[Your instructions] Can you reproduce the data beneath, keeping every line exact?

--

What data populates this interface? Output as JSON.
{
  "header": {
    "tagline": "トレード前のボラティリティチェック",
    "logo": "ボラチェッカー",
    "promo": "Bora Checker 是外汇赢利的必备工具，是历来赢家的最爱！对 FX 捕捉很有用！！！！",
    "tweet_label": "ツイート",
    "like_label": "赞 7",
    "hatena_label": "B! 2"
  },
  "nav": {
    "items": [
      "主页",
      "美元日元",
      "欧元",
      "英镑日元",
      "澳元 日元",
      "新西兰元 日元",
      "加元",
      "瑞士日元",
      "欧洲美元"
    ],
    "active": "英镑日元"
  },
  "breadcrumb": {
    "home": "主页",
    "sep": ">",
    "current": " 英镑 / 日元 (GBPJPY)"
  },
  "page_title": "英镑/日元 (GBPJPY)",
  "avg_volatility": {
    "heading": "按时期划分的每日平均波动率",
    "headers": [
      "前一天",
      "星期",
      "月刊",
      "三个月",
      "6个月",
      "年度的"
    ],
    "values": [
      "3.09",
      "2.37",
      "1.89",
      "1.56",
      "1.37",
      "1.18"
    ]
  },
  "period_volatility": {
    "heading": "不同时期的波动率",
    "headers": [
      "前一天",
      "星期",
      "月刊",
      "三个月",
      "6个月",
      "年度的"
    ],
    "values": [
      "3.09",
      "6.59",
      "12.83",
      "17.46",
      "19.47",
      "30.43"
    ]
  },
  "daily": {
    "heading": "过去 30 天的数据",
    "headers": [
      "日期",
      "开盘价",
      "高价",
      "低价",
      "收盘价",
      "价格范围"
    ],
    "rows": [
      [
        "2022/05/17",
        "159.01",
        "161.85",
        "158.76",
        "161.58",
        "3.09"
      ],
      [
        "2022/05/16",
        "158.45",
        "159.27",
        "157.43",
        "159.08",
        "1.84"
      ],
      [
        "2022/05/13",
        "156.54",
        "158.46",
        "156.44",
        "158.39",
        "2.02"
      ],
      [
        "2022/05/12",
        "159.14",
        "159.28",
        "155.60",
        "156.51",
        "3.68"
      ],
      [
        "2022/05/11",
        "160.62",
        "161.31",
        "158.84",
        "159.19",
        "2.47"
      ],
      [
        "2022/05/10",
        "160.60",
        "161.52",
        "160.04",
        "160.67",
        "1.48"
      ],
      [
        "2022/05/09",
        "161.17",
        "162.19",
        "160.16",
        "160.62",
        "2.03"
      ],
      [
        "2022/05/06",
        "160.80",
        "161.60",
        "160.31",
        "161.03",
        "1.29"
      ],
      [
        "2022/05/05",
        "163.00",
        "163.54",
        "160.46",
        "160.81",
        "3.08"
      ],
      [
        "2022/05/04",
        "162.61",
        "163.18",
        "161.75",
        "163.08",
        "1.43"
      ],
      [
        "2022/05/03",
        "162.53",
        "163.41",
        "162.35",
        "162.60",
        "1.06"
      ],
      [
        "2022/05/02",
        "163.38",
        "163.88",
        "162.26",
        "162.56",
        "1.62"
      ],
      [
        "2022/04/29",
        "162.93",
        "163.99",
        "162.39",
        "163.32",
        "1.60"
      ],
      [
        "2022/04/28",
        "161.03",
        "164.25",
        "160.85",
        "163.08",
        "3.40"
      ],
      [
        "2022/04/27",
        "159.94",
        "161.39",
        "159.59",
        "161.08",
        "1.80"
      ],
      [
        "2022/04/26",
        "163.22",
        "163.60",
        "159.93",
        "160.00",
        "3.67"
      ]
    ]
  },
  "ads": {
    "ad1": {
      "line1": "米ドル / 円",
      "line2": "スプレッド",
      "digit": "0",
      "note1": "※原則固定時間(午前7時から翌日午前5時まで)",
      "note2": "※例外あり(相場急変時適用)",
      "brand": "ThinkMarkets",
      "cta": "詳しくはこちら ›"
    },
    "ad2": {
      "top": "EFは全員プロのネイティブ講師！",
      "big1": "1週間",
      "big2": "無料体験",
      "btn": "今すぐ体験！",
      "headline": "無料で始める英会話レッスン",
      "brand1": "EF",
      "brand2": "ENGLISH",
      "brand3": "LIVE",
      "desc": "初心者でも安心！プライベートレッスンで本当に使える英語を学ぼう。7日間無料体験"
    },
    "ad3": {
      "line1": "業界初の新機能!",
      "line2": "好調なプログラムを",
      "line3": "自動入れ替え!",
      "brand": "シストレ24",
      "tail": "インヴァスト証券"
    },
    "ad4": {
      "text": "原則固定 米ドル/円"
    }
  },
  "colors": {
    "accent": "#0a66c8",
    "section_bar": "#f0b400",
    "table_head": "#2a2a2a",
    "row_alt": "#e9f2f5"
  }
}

--

[Written solution]
What data populates this interface? Output as JSON.
{
  "header": {
    "tagline": "トレード前のボラティリティチェック",
    "logo": "ボラチェッカー",
    "promo": "Bora Checker 是外汇赢利的必备工具，是历来赢家的最爱！对 FX 捕捉很有用！！！！",
    "tweet_label": "ツイート",
    "like_label": "赞 7",
    "hatena_label": "B! 2"
  },
  "nav": {
    "items": [
      "主页",
      "美元日元",
      "欧元",
      "英镑日元",
      "澳元 日元",
      "新西兰元 日元",
      "加元",
      "瑞士日元",
      "欧洲美元"
    ],
    "active": "英镑日元"
  },
  "breadcrumb": {
    "home": "主页",
    "sep": ">",
    "current": " 英镑 / 日元 (GBPJPY)"
  },
  "page_title": "英镑/日元 (GBPJPY)",
  "avg_volatility": {
    "heading": "按时期划分的每日平均波动率",
    "headers": [
      "前一天",
      "星期",
      "月刊",
      "三个月",
      "6个月",
      "年度的"
    ],
    "values": [
      "3.09",
      "2.37",
      "1.89",
      "1.56",
      "1.37",
      "1.18"
    ]
  },
  "period_volatility": {
    "heading": "不同时期的波动率",
    "headers": [
      "前一天",
      "星期",
      "月刊",
      "三个月",
      "6个月",
      "年度的"
    ],
    "values": [
      "3.09",
      "6.59",
      "12.83",
      "17.46",
      "19.47",
      "30.43"
    ]
  },
  "daily": {
    "heading": "过去 30 天的数据",
    "headers": [
      "日期",
      "开盘价",
      "高价",
      "低价",
      "收盘价",
      "价格范围"
    ],
    "rows": [
      [
        "2022/05/17",
        "159.01",
        "161.85",
        "158.76",
        "161.58",
        "3.09"
      ],
      [
        "2022/05/16",
        "158.45",
        "159.27",
        "157.43",
        "159.08",
        "1.84"
      ],
      [
        "2022/05/13",
        "156.54",
        "158.46",
        "156.44",
        "158.39",
        "2.02"
      ],
      [
        "2022/05/12",
        "159.14",
        "159.28",
        "155.60",
        "156.51",
        "3.68"
      ],
      [
        "2022/05/11",
        "160.62",
        "161.31",
        "158.84",
        "159.19",
        "2.47"
      ],
      [
        "2022/05/10",
        "160.60",
        "161.52",
        "160.04",
        "160.67",
        "1.48"
      ],
      [
        "2022/05/09",
        "161.17",
        "162.19",
        "160.16",
        "160.62",
        "2.03"
      ],
      [
        "2022/05/06",
        "160.80",
        "161.60",
        "160.31",
        "161.03",
        "1.29"
      ],
      [
        "2022/05/05",
        "163.00",
        "163.54",
        "160.46",
        "160.81",
        "3.08"
      ],
      [
        "2022/05/04",
        "162.61",
        "163.18",
        "161.75",
        "163.08",
        "1.43"
      ],
      [
        "2022/05/03",
        "162.53",
        "163.41",
        "162.35",
        "162.60",
        "1.06"
      ],
      [
        "2022/05/02",
        "163.38",
        "163.88",
        "162.26",
        "162.56",
        "1.62"
      ],
      [
        "2022/04/29",
        "162.93",
        "163.99",
        "162.39",
        "163.32",
        "1.60"
      ],
      [
        "2022/04/28",
        "161.03",
        "164.25",
        "160.85",
        "163.08",
        "3.40"
      ],
      [
        "2022/04/27",
        "159.94",
        "161.39",
        "159.59",
        "161.08",
        "1.80"
      ],
      [
        "2022/04/26",
        "163.22",
        "163.60",
        "159.93",
        "160.00",
        "3.67"
      ]
    ]
  },
  "ads": {
    "ad1": {
      "line1": "米ドル / 円",
      "line2": "スプレッド",
      "digit": "0",
      "note1": "※原則固定時間(午前7時から翌日午前5時まで)",
      "note2": "※例外あり(相場急変時適用)",
      "brand": "ThinkMarkets",
      "cta": "詳しくはこちら ›"
    },
    "ad2": {
      "top": "EFは全員プロのネイティブ講師！",
      "big1": "1週間",
      "big2": "無料体験",
      "btn": "今すぐ体験！",
      "headline": "無料で始める英会話レッスン",
      "brand1": "EF",
      "brand2": "ENGLISH",
      "brand3": "LIVE",
      "desc": "初心者でも安心！プライベートレッスンで本当に使える英語を学ぼう。7日間無料体験"
    },
    "ad3": {
      "line1": "業界初の新機能!",
      "line2": "好調なプログラムを",
      "line3": "自動入れ替え!",
      "brand": "シストレ24",
      "tail": "インヴァスト証券"
    },
    "ad4": {
      "text": "原則固定 米ドル/円"
    }
  },
  "colors": {
    "accent": "#0a66c8",
    "section_bar": "#f0b400",
    "table_head": "#2a2a2a",
    "row_alt": "#e9f2f5"
  }
}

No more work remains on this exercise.